### Short exercise
Repeat the material exactly, leaving nothing out.

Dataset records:
────
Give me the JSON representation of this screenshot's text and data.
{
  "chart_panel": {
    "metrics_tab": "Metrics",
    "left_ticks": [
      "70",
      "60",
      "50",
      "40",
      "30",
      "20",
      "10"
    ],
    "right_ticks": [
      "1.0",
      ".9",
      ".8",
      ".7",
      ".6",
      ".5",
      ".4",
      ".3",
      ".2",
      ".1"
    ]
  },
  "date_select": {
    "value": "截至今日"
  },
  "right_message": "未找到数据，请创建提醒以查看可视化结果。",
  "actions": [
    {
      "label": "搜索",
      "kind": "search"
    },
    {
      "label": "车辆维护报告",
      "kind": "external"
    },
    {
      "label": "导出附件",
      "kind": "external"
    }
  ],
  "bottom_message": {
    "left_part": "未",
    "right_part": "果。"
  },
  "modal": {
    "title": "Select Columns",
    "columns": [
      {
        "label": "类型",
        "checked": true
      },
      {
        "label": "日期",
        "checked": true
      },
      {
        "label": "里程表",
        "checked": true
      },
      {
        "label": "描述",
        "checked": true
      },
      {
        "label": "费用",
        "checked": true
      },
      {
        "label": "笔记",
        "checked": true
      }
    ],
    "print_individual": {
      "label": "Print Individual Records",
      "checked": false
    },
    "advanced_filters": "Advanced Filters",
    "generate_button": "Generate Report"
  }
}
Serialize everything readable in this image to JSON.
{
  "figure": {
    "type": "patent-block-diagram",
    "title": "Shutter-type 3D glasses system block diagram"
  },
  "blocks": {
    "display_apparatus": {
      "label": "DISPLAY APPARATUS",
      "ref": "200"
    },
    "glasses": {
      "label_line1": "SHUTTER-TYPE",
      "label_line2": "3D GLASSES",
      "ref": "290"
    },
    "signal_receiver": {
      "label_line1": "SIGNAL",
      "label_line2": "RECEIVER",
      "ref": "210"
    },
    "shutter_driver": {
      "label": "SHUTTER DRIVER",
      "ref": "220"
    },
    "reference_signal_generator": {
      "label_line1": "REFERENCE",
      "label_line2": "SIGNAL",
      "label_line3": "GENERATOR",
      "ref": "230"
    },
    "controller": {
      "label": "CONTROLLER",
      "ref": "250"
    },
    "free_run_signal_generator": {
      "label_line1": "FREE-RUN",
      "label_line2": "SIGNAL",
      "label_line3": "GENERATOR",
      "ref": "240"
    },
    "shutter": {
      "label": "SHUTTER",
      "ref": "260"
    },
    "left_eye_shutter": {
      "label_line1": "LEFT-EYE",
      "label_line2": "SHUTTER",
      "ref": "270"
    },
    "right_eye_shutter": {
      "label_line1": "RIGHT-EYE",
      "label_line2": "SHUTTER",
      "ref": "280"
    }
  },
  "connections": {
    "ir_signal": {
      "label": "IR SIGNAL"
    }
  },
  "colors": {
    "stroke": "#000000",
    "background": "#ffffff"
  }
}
────
### Exercise solution
Give me the JSON representation of this screenshot's text and data.
{
  "chart_panel": {
    "metrics_tab": "Metrics",
    "left_ticks": [
      "70",
      "60",
      "50",
      "40",
      "30",
      "20",
      "10"
    ],
    "right_ticks": [
      "1.0",
      ".9",
      ".8",
      ".7",
      ".6",
      ".5",
      ".4",
      ".3",
      ".2",
      ".1"
    ]
  },
  "date_select": {
    "value": "截至今日"
  },
  "right_message": "未找到数据，请创建提醒以查看可视化结果。",
  "actions": [
    {
      "label": "搜索",
      "kind": "search"
    },
    {
      "label": "车辆维护报告",
      "kind": "external"
    },
    {
      "label": "导出附件",
      "kind": "external"
    }
  ],
  "bottom_message": {
    "left_part": "未",
    "right_part": "果。"
  },
  "modal": {
    "title": "Select Columns",
    "columns": [
      {
        "label": "类型",
        "checked": true
      },
      {
        "label": "日期",
        "checked": true
      },
      {
        "label": "里程表",
        "checked": true
      },
      {
        "label": "描述",
        "checked": true
      },
      {
        "label": "费用",
        "checked": true
      },
      {
        "label": "笔记",
        "checked": true
      }
    ],
    "print_individual": {
      "label": "Print Individual Records",
      "checked": false
    },
    "advanced_filters": "Advanced Filters",
    "generate_button": "Generate Report"
  }
}
Serialize everything readable in this image to JSON.
{
  "figure": {
    "type": "patent-block-diagram",
    "title": "Shutter-type 3D glasses system block diagram"
  },
  "blocks": {
    "display_apparatus": {
      "label": "DISPLAY APPARATUS",
      "ref": "200"
    },
    "glasses": {
      "label_line1": "SHUTTER-TYPE",
      "label_line2": "3D GLASSES",
      "ref": "290"
    },
    "signal_receiver": {
      "label_line1": "SIGNAL",
      "label_line2": "RECEIVER",
      "ref": "210"
    },
    "shutter_driver": {
      "label": "SHUTTER DRIVER",
      "ref": "220"
    },
    "reference_signal_generator": {
      "label_line1": "REFERENCE",
      "label_line2": "SIGNAL",
      "label_line3": "GENERATOR",
      "ref": "230"
    },
    "controller": {
      "label": "CONTROLLER",
      "ref": "250"
    },
    "free_run_signal_generator": {
      "label_line1": "FREE-RUN",
      "label_line2": "SIGNAL",
      "label_line3": "GENERATOR",
      "ref": "240"
    },
    "shutter": {
      "label": "SHUTTER",
      "ref": "260"
    },
    "left_eye_shutter": {
      "label_line1": "LEFT-EYE",
      "label_line2": "SHUTTER",
      "ref": "270"
    },
    "right_eye_shutter": {
      "label_line1": "RIGHT-EYE",
      "label_line2": "SHUTTER",
      "ref": "280"
    }
  },
  "connections": {
    "ir_signal": {
      "label": "IR SIGNAL"
    }
  },
  "colors": {
    "stroke": "#000000",
    "background": "#ffffff"
  }
}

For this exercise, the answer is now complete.